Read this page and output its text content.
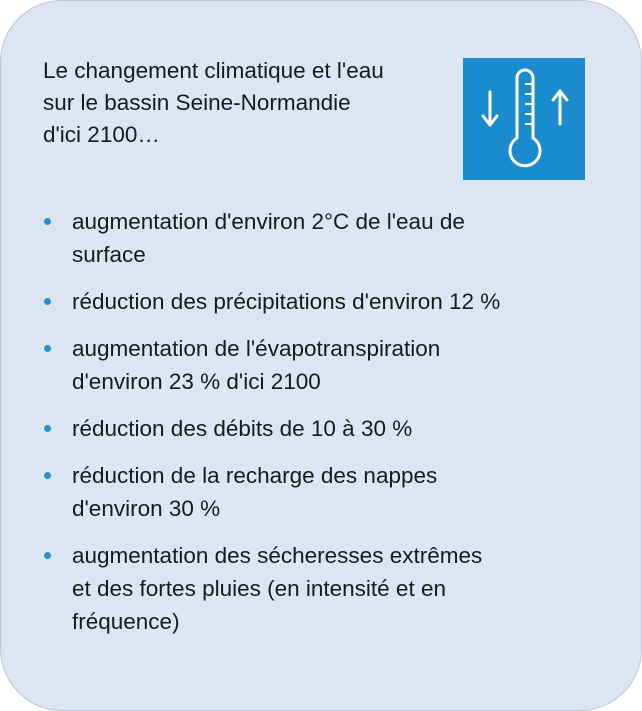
Le changement climatique et l'eau
sur le bassin Seine-Normandie
d'ici 2100…

augmentation d'environ 2°C de l'eau de
surface
réduction des précipitations d'environ 12 %
augmentation de l'évapotranspiration
d'environ 23 % d'ici 2100
réduction des débits de 10 à 30 %
réduction de la recharge des nappes
d'environ 30 %
augmentation des sécheresses extrêmes
et des fortes pluies (en intensité et en
fréquence)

▶ Requirements
State how many lines in the entries above include the word "augmentation"; reply with the number alone.

▶ Solution to this exercise
3